◆ **PROBLEM DETAILS**
Provide an exact copy of the data, excluding the images.

--- Start INPUT MATERIAL ---

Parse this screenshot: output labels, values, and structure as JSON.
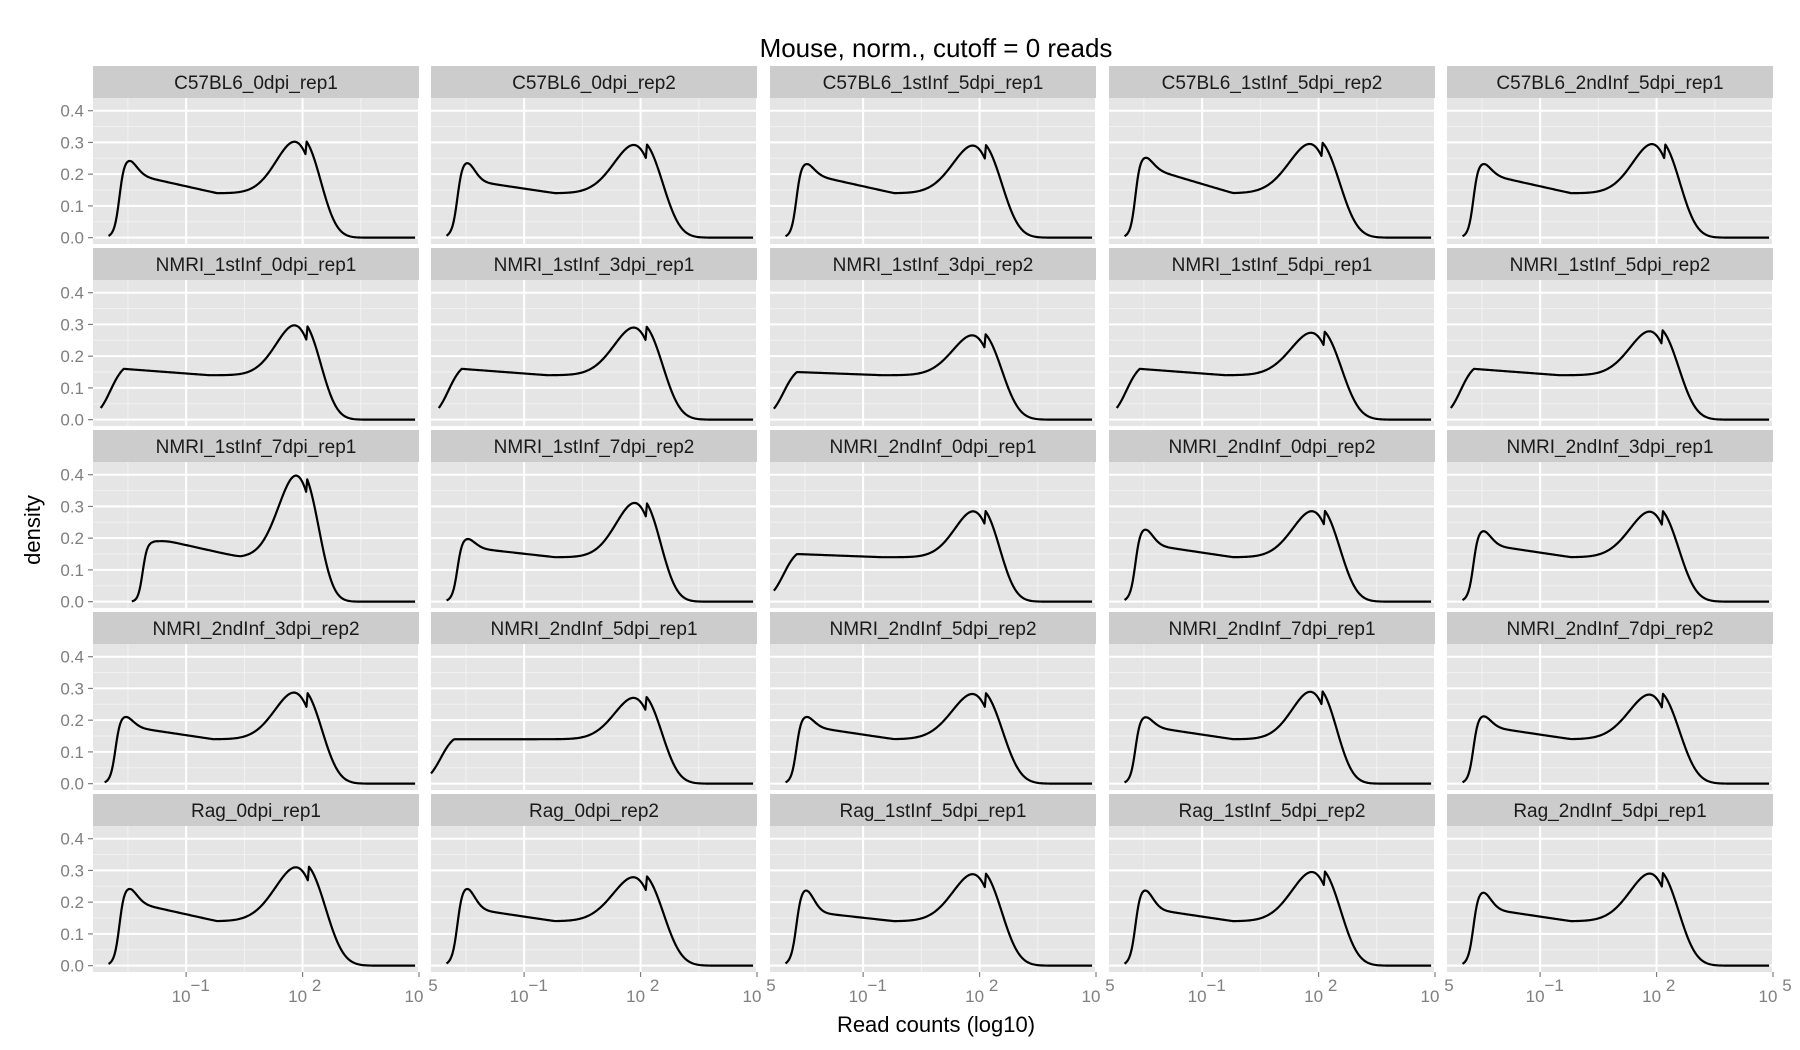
{
  "chart_data": {
    "type": "line",
    "title": "Mouse, norm., cutoff = 0 reads",
    "xlabel": "Read counts (log10)",
    "ylabel": "density",
    "x_scale": "log10",
    "xlim_log10": [
      -3.4,
      5.0
    ],
    "ylim": [
      -0.02,
      0.44
    ],
    "y_ticks": [
      0.0,
      0.1,
      0.2,
      0.3,
      0.4
    ],
    "y_tick_labels": [
      "0.0",
      "0.1",
      "0.2",
      "0.3",
      "0.4"
    ],
    "x_ticks_log10": [
      -1,
      2,
      5
    ],
    "x_tick_labels": [
      {
        "base": "10",
        "exp": "−1"
      },
      {
        "base": "10",
        "exp": "2"
      },
      {
        "base": "10",
        "exp": "5"
      }
    ],
    "grid": true,
    "layout": "facet grid 5 x 5",
    "panels": [
      {
        "label": "C57BL6_0dpi_rep1",
        "curve": {
          "start": -3.0,
          "mode": "sharp",
          "left": 0.245,
          "shoulder": 0.2,
          "peak": 0.318,
          "peak_x": 1.9,
          "width": 0.55
        }
      },
      {
        "label": "C57BL6_0dpi_rep2",
        "curve": {
          "start": -3.0,
          "mode": "sharp",
          "left": 0.238,
          "shoulder": 0.18,
          "peak": 0.307,
          "peak_x": 1.95,
          "width": 0.6
        }
      },
      {
        "label": "C57BL6_1stInf_5dpi_rep1",
        "curve": {
          "start": -3.0,
          "mode": "sharp",
          "left": 0.235,
          "shoulder": 0.2,
          "peak": 0.305,
          "peak_x": 1.95,
          "width": 0.6
        }
      },
      {
        "label": "C57BL6_1stInf_5dpi_rep2",
        "curve": {
          "start": -3.0,
          "mode": "sharp",
          "left": 0.255,
          "shoulder": 0.22,
          "peak": 0.31,
          "peak_x": 1.9,
          "width": 0.62
        }
      },
      {
        "label": "C57BL6_2ndInf_5dpi_rep1",
        "curve": {
          "start": -3.0,
          "mode": "sharp",
          "left": 0.235,
          "shoulder": 0.2,
          "peak": 0.31,
          "peak_x": 2.0,
          "width": 0.58
        }
      },
      {
        "label": "NMRI_1stInf_0dpi_rep1",
        "curve": {
          "start": -3.2,
          "mode": "smooth",
          "left": 0.19,
          "shoulder": 0.16,
          "peak": 0.313,
          "peak_x": 1.9,
          "width": 0.55
        }
      },
      {
        "label": "NMRI_1stInf_3dpi_rep1",
        "curve": {
          "start": -3.2,
          "mode": "smooth",
          "left": 0.19,
          "shoulder": 0.16,
          "peak": 0.305,
          "peak_x": 1.95,
          "width": 0.6
        }
      },
      {
        "label": "NMRI_1stInf_3dpi_rep2",
        "curve": {
          "start": -3.3,
          "mode": "smooth",
          "left": 0.178,
          "shoulder": 0.15,
          "peak": 0.28,
          "peak_x": 1.95,
          "width": 0.6
        }
      },
      {
        "label": "NMRI_1stInf_5dpi_rep1",
        "curve": {
          "start": -3.2,
          "mode": "smooth",
          "left": 0.195,
          "shoulder": 0.16,
          "peak": 0.288,
          "peak_x": 1.95,
          "width": 0.62
        }
      },
      {
        "label": "NMRI_1stInf_5dpi_rep2",
        "curve": {
          "start": -3.3,
          "mode": "smooth",
          "left": 0.185,
          "shoulder": 0.16,
          "peak": 0.293,
          "peak_x": 1.95,
          "width": 0.6
        }
      },
      {
        "label": "NMRI_1stInf_7dpi_rep1",
        "curve": {
          "start": -2.4,
          "mode": "sharp",
          "left": 0.19,
          "shoulder": 0.2,
          "peak": 0.415,
          "peak_x": 1.9,
          "width": 0.5
        }
      },
      {
        "label": "NMRI_1stInf_7dpi_rep2",
        "curve": {
          "start": -3.0,
          "mode": "sharp",
          "left": 0.2,
          "shoulder": 0.17,
          "peak": 0.327,
          "peak_x": 1.95,
          "width": 0.55
        }
      },
      {
        "label": "NMRI_2ndInf_0dpi_rep1",
        "curve": {
          "start": -3.3,
          "mode": "smooth",
          "left": 0.188,
          "shoulder": 0.15,
          "peak": 0.3,
          "peak_x": 1.95,
          "width": 0.55
        }
      },
      {
        "label": "NMRI_2ndInf_0dpi_rep2",
        "curve": {
          "start": -3.0,
          "mode": "sharp",
          "left": 0.23,
          "shoulder": 0.18,
          "peak": 0.3,
          "peak_x": 1.95,
          "width": 0.58
        }
      },
      {
        "label": "NMRI_2ndInf_3dpi_rep1",
        "curve": {
          "start": -3.0,
          "mode": "sharp",
          "left": 0.225,
          "shoulder": 0.18,
          "peak": 0.298,
          "peak_x": 1.95,
          "width": 0.6
        }
      },
      {
        "label": "NMRI_2ndInf_3dpi_rep2",
        "curve": {
          "start": -3.1,
          "mode": "sharp",
          "left": 0.213,
          "shoulder": 0.18,
          "peak": 0.302,
          "peak_x": 1.9,
          "width": 0.58
        }
      },
      {
        "label": "NMRI_2ndInf_5dpi_rep1",
        "curve": {
          "start": -3.4,
          "mode": "smooth",
          "left": 0.183,
          "shoulder": 0.14,
          "peak": 0.285,
          "peak_x": 1.95,
          "width": 0.58
        }
      },
      {
        "label": "NMRI_2ndInf_5dpi_rep2",
        "curve": {
          "start": -3.0,
          "mode": "sharp",
          "left": 0.213,
          "shoulder": 0.18,
          "peak": 0.297,
          "peak_x": 1.95,
          "width": 0.62
        }
      },
      {
        "label": "NMRI_2ndInf_7dpi_rep1",
        "curve": {
          "start": -3.0,
          "mode": "sharp",
          "left": 0.212,
          "shoulder": 0.18,
          "peak": 0.305,
          "peak_x": 1.9,
          "width": 0.55
        }
      },
      {
        "label": "NMRI_2ndInf_7dpi_rep2",
        "curve": {
          "start": -3.0,
          "mode": "sharp",
          "left": 0.215,
          "shoulder": 0.18,
          "peak": 0.295,
          "peak_x": 1.95,
          "width": 0.62
        }
      },
      {
        "label": "Rag_0dpi_rep1",
        "curve": {
          "start": -3.0,
          "mode": "sharp",
          "left": 0.245,
          "shoulder": 0.2,
          "peak": 0.325,
          "peak_x": 1.95,
          "width": 0.62
        }
      },
      {
        "label": "Rag_0dpi_rep2",
        "curve": {
          "start": -3.0,
          "mode": "sharp",
          "left": 0.245,
          "shoulder": 0.18,
          "peak": 0.293,
          "peak_x": 1.95,
          "width": 0.62
        }
      },
      {
        "label": "Rag_1stInf_5dpi_rep1",
        "curve": {
          "start": -3.0,
          "mode": "sharp",
          "left": 0.24,
          "shoulder": 0.17,
          "peak": 0.303,
          "peak_x": 1.95,
          "width": 0.6
        }
      },
      {
        "label": "Rag_1stInf_5dpi_rep2",
        "curve": {
          "start": -3.0,
          "mode": "sharp",
          "left": 0.24,
          "shoulder": 0.18,
          "peak": 0.31,
          "peak_x": 1.95,
          "width": 0.6
        }
      },
      {
        "label": "Rag_2ndInf_5dpi_rep1",
        "curve": {
          "start": -3.0,
          "mode": "sharp",
          "left": 0.233,
          "shoulder": 0.18,
          "peak": 0.305,
          "peak_x": 1.95,
          "width": 0.6
        }
      }
    ],
    "colors": {
      "panel_bg": "#e5e5e5",
      "strip_bg": "#cccccc",
      "grid_major": "#ffffff",
      "grid_minor": "#f2f2f2",
      "line": "#000000",
      "tick": "#7f7f7f"
    }
  }
}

--- End INPUT MATERIAL ---

◆ **RESULT OF THE TASK**
Parse this screenshot: output labels, values, and structure as JSON.
{
  "chart_data": {
    "type": "line",
    "title": "Mouse, norm., cutoff = 0 reads",
    "xlabel": "Read counts (log10)",
    "ylabel": "density",
    "x_scale": "log10",
    "xlim_log10": [
      -3.4,
      5.0
    ],
    "ylim": [
      -0.02,
      0.44
    ],
    "y_ticks": [
      0.0,
      0.1,
      0.2,
      0.3,
      0.4
    ],
    "y_tick_labels": [
      "0.0",
      "0.1",
      "0.2",
      "0.3",
      "0.4"
    ],
    "x_ticks_log10": [
      -1,
      2,
      5
    ],
    "x_tick_labels": [
      {
        "base": "10",
        "exp": "−1"
      },
      {
        "base": "10",
        "exp": "2"
      },
      {
        "base": "10",
        "exp": "5"
      }
    ],
    "grid": true,
    "layout": "facet grid 5 x 5",
    "panels": [
      {
        "label": "C57BL6_0dpi_rep1",
        "curve": {
          "start": -3.0,
          "mode": "sharp",
          "left": 0.245,
          "shoulder": 0.2,
          "peak": 0.318,
          "peak_x": 1.9,
          "width": 0.55
        }
      },
      {
        "label": "C57BL6_0dpi_rep2",
        "curve": {
          "start": -3.0,
          "mode": "sharp",
          "left": 0.238,
          "shoulder": 0.18,
          "peak": 0.307,
          "peak_x": 1.95,
          "width": 0.6
        }
      },
      {
        "label": "C57BL6_1stInf_5dpi_rep1",
        "curve": {
          "start": -3.0,
          "mode": "sharp",
          "left": 0.235,
          "shoulder": 0.2,
          "peak": 0.305,
          "peak_x": 1.95,
          "width": 0.6
        }
      },
      {
        "label": "C57BL6_1stInf_5dpi_rep2",
        "curve": {
          "start": -3.0,
          "mode": "sharp",
          "left": 0.255,
          "shoulder": 0.22,
          "peak": 0.31,
          "peak_x": 1.9,
          "width": 0.62
        }
      },
      {
        "label": "C57BL6_2ndInf_5dpi_rep1",
        "curve": {
          "start": -3.0,
          "mode": "sharp",
          "left": 0.235,
          "shoulder": 0.2,
          "peak": 0.31,
          "peak_x": 2.0,
          "width": 0.58
        }
      },
      {
        "label": "NMRI_1stInf_0dpi_rep1",
        "curve": {
          "start": -3.2,
          "mode": "smooth",
          "left": 0.19,
          "shoulder": 0.16,
          "peak": 0.313,
          "peak_x": 1.9,
          "width": 0.55
        }
      },
      {
        "label": "NMRI_1stInf_3dpi_rep1",
        "curve": {
          "start": -3.2,
          "mode": "smooth",
          "left": 0.19,
          "shoulder": 0.16,
          "peak": 0.305,
          "peak_x": 1.95,
          "width": 0.6
        }
      },
      {
        "label": "NMRI_1stInf_3dpi_rep2",
        "curve": {
          "start": -3.3,
          "mode": "smooth",
          "left": 0.178,
          "shoulder": 0.15,
          "peak": 0.28,
          "peak_x": 1.95,
          "width": 0.6
        }
      },
      {
        "label": "NMRI_1stInf_5dpi_rep1",
        "curve": {
          "start": -3.2,
          "mode": "smooth",
          "left": 0.195,
          "shoulder": 0.16,
          "peak": 0.288,
          "peak_x": 1.95,
          "width": 0.62
        }
      },
      {
        "label": "NMRI_1stInf_5dpi_rep2",
        "curve": {
          "start": -3.3,
          "mode": "smooth",
          "left": 0.185,
          "shoulder": 0.16,
          "peak": 0.293,
          "peak_x": 1.95,
          "width": 0.6
        }
      },
      {
        "label": "NMRI_1stInf_7dpi_rep1",
        "curve": {
          "start": -2.4,
          "mode": "sharp",
          "left": 0.19,
          "shoulder": 0.2,
          "peak": 0.415,
          "peak_x": 1.9,
          "width": 0.5
        }
      },
      {
        "label": "NMRI_1stInf_7dpi_rep2",
        "curve": {
          "start": -3.0,
          "mode": "sharp",
          "left": 0.2,
          "shoulder": 0.17,
          "peak": 0.327,
          "peak_x": 1.95,
          "width": 0.55
        }
      },
      {
        "label": "NMRI_2ndInf_0dpi_rep1",
        "curve": {
          "start": -3.3,
          "mode": "smooth",
          "left": 0.188,
          "shoulder": 0.15,
          "peak": 0.3,
          "peak_x": 1.95,
          "width": 0.55
        }
      },
      {
        "label": "NMRI_2ndInf_0dpi_rep2",
        "curve": {
          "start": -3.0,
          "mode": "sharp",
          "left": 0.23,
          "shoulder": 0.18,
          "peak": 0.3,
          "peak_x": 1.95,
          "width": 0.58
        }
      },
      {
        "label": "NMRI_2ndInf_3dpi_rep1",
        "curve": {
          "start": -3.0,
          "mode": "sharp",
          "left": 0.225,
          "shoulder": 0.18,
          "peak": 0.298,
          "peak_x": 1.95,
          "width": 0.6
        }
      },
      {
        "label": "NMRI_2ndInf_3dpi_rep2",
        "curve": {
          "start": -3.1,
          "mode": "sharp",
          "left": 0.213,
          "shoulder": 0.18,
          "peak": 0.302,
          "peak_x": 1.9,
          "width": 0.58
        }
      },
      {
        "label": "NMRI_2ndInf_5dpi_rep1",
        "curve": {
          "start": -3.4,
          "mode": "smooth",
          "left": 0.183,
          "shoulder": 0.14,
          "peak": 0.285,
          "peak_x": 1.95,
          "width": 0.58
        }
      },
      {
        "label": "NMRI_2ndInf_5dpi_rep2",
        "curve": {
          "start": -3.0,
          "mode": "sharp",
          "left": 0.213,
          "shoulder": 0.18,
          "peak": 0.297,
          "peak_x": 1.95,
          "width": 0.62
        }
      },
      {
        "label": "NMRI_2ndInf_7dpi_rep1",
        "curve": {
          "start": -3.0,
          "mode": "sharp",
          "left": 0.212,
          "shoulder": 0.18,
          "peak": 0.305,
          "peak_x": 1.9,
          "width": 0.55
        }
      },
      {
        "label": "NMRI_2ndInf_7dpi_rep2",
        "curve": {
          "start": -3.0,
          "mode": "sharp",
          "left": 0.215,
          "shoulder": 0.18,
          "peak": 0.295,
          "peak_x": 1.95,
          "width": 0.62
        }
      },
      {
        "label": "Rag_0dpi_rep1",
        "curve": {
          "start": -3.0,
          "mode": "sharp",
          "left": 0.245,
          "shoulder": 0.2,
          "peak": 0.325,
          "peak_x": 1.95,
          "width": 0.62
        }
      },
      {
        "label": "Rag_0dpi_rep2",
        "curve": {
          "start": -3.0,
          "mode": "sharp",
          "left": 0.245,
          "shoulder": 0.18,
          "peak": 0.293,
          "peak_x": 1.95,
          "width": 0.62
        }
      },
      {
        "label": "Rag_1stInf_5dpi_rep1",
        "curve": {
          "start": -3.0,
          "mode": "sharp",
          "left": 0.24,
          "shoulder": 0.17,
          "peak": 0.303,
          "peak_x": 1.95,
          "width": 0.6
        }
      },
      {
        "label": "Rag_1stInf_5dpi_rep2",
        "curve": {
          "start": -3.0,
          "mode": "sharp",
          "left": 0.24,
          "shoulder": 0.18,
          "peak": 0.31,
          "peak_x": 1.95,
          "width": 0.6
        }
      },
      {
        "label": "Rag_2ndInf_5dpi_rep1",
        "curve": {
          "start": -3.0,
          "mode": "sharp",
          "left": 0.233,
          "shoulder": 0.18,
          "peak": 0.305,
          "peak_x": 1.95,
          "width": 0.6
        }
      }
    ],
    "colors": {
      "panel_bg": "#e5e5e5",
      "strip_bg": "#cccccc",
      "grid_major": "#ffffff",
      "grid_minor": "#f2f2f2",
      "line": "#000000",
      "tick": "#7f7f7f"
    }
  }
}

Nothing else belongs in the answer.